> EXTRACT PROVIDED:
————————

Everglades Fly Fishing Charters
Everglades & 10,000 Islands Fly Fishing and Light Tackle Charters • Captain Buddy Ferber • (239) 298-3863

July/August Everglades Fish Report

Greetings from Capt. Buddy,

Word on the water for the past few months… “much improved’!  August brought us some surprising opportunities for large tarpon.  Though they didn’t emerge in spring time numbers, the ones that were here sure showed a hefty appetite for our flies!  From the last week in July through August, we probably jumped 14.  Got 2 mature fish to the boat, and the rest parted ways early.  Exciting to see those first few jumps!  I always think to myself.. we only want a photo, why do they put up such a struggle?  After a disappointing tarpon season earlier this year, this was a fresh breath of air.  What I enjoy most about summer fishing in The Everglades is the uncrowded surroundings…water for miles…all to ourselves.  I took a trip up to Hopedale, Louisiana and fished the week over July 4th.  When I went in to pay for my launch, the attendant told me that they had over 250 boats put in the day before.  Gosh, if I see 20 trailers in the heat of the season here, that feels a little crowded to me.

We had the experience of “pulling on” several large sharks during the past few months.  Black Tips and Lemons mainly.  In some instances, we had no idea what some of them were, as we brought our lines out of the water with completely shredded leader…they were quick to leave nothing behind!  The realization is that I’ve always had mixed results throwing flies to them.  By accident, fishing with a Merkin Crab pattern, we hooked 2 large sharks that we never saw coming until we felt the tight yank on our lines.  They certainly wanted that size 2 Merkin for their morning snack.   My friend and I were happy to have them break the line, as we were using a 10 weight rod and had no real interest in fighting a shark for an hour or more.  After a few of those experiences, one learns that it can lead to a long, tiring, and drawn out battle.  Throughout the summer, Snook proved to be active both early and late in the day.  We caught (and lost) some great ones!  As a true fisherman tells it, the ones that we lost were the best and the biggest!  I’m now anxious to see what the cooler fall weather brings.  Generally, it’s very good, depending on the fronts that come through.  I, like every other fly fisherman, love to sight cast.  As we all know, in the Everglades that can be spotty.  So to try new techniques, I’ve been fishing away from the mangrove shorelines and fishing under bait.  You never know what type predator is keying in on the bait, but I found this technique to be successful with some really nice Snook taking our flies.  The snook photo attached came from under a bait pod.  Redfish this year have been hard to come by, hooking up only occasionally.  Now should be the time that they start to show up in numbers, so we’ll be watching.  The water is fairly clear and God knows that they’re tons-of-fun to throw a line to!

————————

> DATA SUPPLIED:
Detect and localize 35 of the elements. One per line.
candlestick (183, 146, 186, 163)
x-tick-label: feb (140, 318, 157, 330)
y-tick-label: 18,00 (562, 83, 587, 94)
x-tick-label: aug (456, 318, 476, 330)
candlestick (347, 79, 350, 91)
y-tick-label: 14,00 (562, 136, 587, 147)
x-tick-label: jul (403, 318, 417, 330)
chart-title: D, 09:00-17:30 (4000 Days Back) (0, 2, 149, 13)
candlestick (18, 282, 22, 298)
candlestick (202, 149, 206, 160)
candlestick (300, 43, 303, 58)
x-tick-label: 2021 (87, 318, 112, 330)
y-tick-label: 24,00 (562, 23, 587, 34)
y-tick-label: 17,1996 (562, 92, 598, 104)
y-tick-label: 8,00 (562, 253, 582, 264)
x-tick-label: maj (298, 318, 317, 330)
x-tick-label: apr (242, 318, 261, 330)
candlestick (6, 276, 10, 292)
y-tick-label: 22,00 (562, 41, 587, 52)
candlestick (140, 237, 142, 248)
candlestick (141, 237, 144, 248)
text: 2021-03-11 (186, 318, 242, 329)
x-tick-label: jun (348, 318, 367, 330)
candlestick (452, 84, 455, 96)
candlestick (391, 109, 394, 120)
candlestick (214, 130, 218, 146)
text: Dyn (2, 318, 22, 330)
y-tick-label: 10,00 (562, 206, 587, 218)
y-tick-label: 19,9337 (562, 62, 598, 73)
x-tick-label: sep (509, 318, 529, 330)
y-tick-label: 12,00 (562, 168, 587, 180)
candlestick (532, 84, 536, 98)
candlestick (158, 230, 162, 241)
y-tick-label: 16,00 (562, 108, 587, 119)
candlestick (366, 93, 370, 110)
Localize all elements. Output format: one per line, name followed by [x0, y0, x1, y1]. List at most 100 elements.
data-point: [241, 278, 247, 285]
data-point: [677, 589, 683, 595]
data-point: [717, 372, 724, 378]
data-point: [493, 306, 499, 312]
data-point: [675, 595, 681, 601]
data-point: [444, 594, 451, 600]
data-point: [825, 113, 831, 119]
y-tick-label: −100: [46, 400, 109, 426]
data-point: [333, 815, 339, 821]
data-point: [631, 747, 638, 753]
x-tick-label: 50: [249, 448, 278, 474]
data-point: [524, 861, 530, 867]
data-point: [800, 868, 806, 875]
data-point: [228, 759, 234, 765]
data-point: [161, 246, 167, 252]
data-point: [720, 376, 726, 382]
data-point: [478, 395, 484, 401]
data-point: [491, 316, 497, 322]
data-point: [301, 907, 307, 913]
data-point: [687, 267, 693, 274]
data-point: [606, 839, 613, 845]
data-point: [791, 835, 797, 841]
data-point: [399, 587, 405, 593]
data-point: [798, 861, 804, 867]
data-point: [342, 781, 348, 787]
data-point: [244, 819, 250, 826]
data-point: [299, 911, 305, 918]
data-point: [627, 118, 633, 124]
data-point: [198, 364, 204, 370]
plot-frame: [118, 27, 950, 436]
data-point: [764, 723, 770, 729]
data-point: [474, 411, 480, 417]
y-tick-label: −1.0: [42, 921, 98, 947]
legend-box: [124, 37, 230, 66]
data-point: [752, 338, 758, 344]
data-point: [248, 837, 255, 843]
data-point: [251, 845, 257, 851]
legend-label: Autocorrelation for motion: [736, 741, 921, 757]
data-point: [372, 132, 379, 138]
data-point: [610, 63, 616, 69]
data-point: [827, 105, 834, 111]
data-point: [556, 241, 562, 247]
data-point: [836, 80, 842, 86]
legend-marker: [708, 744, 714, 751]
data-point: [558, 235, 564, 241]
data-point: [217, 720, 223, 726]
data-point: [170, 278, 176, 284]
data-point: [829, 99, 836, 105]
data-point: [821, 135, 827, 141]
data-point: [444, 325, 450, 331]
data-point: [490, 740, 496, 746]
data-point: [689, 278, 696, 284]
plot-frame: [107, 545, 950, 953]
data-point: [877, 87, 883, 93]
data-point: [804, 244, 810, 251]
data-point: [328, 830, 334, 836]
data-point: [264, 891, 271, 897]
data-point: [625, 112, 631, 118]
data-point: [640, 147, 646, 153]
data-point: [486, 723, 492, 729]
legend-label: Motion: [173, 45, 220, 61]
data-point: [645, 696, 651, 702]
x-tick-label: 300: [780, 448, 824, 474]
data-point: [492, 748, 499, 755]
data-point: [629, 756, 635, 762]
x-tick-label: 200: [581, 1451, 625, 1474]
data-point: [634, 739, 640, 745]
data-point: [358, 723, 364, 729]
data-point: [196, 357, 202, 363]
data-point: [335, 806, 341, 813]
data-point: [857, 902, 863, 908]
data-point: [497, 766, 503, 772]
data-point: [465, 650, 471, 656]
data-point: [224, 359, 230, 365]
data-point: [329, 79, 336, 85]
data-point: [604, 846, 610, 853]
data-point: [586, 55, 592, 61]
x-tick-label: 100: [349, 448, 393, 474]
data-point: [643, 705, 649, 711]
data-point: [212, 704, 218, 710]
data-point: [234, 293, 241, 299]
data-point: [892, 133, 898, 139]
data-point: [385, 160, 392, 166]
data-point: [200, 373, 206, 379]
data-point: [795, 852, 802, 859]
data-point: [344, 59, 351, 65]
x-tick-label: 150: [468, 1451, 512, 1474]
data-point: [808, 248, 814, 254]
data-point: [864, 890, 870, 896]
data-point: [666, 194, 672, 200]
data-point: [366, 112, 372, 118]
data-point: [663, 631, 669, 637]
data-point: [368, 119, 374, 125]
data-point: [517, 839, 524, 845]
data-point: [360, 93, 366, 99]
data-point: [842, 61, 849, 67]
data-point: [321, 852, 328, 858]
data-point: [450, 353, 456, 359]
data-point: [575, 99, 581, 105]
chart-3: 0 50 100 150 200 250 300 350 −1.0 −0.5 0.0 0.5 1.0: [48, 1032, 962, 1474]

————————

> YOUR OBJECTIVE: Translate this sentence from the Everglades fish report into Spanish: "Throughout the summer, Snook proved to be active both early and late in the day."

> PROBLEM SOLUTION: Durante todo el verano, los róbalos se mostraron activos tanto temprano como tarde en el día.